TASK STATEMENT —
Pick out every line with the word "this" and copy it.

Records from a data source —
******

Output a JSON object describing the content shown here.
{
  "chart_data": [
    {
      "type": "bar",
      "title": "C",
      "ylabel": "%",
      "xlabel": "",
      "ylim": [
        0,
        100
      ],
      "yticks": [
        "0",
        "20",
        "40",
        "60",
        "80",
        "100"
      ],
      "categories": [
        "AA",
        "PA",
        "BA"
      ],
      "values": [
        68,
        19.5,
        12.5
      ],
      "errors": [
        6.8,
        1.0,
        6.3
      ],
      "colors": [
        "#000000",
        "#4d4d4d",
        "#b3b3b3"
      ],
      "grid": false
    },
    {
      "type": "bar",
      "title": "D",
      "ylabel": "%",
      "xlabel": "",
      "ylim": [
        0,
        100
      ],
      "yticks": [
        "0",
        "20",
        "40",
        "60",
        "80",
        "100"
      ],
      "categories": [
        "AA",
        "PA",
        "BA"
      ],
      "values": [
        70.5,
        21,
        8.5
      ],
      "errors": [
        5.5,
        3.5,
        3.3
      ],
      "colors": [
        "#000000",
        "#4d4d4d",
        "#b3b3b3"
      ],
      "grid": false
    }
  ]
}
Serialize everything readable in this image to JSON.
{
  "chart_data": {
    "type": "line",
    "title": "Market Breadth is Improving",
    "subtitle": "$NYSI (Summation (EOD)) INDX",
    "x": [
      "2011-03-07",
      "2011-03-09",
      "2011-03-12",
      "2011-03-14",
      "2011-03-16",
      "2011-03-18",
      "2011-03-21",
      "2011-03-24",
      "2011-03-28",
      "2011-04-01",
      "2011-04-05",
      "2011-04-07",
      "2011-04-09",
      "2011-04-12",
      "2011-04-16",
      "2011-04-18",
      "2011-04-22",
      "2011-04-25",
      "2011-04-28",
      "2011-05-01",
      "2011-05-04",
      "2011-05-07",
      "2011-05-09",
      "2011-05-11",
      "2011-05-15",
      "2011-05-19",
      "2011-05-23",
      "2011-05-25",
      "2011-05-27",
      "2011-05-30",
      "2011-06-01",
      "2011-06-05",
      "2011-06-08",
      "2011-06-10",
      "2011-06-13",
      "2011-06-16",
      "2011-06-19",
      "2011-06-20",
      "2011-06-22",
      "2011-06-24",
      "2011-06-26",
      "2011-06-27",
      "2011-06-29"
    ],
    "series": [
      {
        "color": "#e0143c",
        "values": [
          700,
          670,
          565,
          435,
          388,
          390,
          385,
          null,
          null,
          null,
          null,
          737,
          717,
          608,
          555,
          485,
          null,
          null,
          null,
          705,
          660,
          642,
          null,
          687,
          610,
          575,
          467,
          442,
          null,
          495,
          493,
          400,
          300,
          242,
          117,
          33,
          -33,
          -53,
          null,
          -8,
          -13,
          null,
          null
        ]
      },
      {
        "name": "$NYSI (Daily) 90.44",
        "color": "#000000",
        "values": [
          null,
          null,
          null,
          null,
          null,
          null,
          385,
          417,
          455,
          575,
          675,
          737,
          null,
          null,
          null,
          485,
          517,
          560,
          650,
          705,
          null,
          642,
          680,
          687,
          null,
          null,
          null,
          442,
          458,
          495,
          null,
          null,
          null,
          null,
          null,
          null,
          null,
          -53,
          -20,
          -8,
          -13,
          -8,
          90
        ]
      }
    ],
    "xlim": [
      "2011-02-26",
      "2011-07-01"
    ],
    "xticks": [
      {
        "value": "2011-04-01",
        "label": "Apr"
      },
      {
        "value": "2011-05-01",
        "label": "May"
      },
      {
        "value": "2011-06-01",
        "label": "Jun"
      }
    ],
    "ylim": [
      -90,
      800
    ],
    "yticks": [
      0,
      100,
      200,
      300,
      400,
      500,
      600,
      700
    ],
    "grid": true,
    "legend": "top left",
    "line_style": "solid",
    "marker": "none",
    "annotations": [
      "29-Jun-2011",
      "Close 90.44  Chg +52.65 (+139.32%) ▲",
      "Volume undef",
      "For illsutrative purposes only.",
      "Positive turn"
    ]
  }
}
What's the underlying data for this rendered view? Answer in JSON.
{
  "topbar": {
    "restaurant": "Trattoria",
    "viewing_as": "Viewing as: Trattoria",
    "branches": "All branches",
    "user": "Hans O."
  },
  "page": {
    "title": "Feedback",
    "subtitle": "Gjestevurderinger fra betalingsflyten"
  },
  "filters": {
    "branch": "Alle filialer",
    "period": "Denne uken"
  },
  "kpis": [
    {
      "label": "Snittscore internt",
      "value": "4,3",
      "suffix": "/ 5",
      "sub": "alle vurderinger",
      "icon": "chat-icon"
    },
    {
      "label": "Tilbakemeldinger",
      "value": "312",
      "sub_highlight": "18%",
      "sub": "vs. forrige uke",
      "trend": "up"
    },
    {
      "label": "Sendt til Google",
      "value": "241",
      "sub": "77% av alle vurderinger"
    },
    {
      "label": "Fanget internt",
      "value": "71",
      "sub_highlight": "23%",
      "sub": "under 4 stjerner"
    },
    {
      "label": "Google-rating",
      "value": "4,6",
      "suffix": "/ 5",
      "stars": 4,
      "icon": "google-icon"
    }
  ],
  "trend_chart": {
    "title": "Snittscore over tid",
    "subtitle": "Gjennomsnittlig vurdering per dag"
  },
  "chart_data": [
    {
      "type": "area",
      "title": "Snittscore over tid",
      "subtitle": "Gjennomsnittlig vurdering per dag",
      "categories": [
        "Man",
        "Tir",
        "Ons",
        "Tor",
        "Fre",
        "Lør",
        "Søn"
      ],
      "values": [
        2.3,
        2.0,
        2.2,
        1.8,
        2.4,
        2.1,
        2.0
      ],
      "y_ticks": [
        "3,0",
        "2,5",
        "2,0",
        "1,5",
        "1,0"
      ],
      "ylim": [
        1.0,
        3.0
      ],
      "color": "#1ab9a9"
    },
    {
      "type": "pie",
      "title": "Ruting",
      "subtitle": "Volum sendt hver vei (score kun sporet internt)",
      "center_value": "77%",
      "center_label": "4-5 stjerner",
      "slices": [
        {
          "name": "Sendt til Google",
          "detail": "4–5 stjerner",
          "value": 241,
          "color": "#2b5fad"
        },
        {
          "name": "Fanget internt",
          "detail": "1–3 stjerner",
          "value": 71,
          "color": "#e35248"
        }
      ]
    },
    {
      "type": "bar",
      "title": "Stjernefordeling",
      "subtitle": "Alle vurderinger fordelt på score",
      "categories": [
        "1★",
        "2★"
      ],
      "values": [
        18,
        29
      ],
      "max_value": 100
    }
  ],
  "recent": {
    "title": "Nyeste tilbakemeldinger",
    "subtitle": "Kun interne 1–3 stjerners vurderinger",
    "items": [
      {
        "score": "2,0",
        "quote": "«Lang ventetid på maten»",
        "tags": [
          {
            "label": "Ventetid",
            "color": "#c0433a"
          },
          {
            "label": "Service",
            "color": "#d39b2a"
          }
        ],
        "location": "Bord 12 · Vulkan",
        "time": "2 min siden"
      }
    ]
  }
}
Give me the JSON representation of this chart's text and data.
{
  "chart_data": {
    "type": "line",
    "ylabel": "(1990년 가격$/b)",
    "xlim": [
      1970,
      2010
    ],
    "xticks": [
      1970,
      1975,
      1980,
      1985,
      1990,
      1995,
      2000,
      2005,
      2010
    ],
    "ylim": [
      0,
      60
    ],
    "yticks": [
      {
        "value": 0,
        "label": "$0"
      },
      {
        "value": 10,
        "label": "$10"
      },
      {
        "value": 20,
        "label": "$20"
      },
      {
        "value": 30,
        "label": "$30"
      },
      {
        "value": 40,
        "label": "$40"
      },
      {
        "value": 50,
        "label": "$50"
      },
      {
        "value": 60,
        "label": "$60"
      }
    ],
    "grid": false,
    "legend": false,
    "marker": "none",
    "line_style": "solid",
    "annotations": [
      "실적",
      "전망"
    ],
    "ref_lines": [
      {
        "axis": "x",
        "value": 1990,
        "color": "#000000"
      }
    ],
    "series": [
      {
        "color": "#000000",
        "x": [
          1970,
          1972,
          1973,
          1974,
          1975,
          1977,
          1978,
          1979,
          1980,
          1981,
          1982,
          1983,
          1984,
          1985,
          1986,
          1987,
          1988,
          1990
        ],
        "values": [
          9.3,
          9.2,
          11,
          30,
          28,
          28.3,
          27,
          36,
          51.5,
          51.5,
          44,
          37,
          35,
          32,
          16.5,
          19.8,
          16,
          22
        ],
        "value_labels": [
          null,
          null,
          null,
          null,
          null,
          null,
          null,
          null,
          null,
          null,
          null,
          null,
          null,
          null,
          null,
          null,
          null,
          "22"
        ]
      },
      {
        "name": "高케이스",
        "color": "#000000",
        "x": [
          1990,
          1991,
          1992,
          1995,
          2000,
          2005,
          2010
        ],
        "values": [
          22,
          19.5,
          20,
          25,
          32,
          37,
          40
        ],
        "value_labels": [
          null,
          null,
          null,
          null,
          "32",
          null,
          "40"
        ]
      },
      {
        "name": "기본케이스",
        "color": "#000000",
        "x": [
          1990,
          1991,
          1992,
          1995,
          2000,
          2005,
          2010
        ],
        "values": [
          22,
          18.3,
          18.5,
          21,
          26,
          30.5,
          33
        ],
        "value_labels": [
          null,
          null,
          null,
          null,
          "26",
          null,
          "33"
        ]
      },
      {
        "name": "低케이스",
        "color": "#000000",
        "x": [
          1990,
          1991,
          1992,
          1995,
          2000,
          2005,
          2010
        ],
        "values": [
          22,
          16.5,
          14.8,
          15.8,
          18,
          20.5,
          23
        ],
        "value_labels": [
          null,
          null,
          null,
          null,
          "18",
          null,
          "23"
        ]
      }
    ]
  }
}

******

FINAL ANSWER —
Serialize everything readable in this image to JSON.
What's the underlying data for this rendered view? Answer in JSON.
Give me the JSON representation of this chart's text and data.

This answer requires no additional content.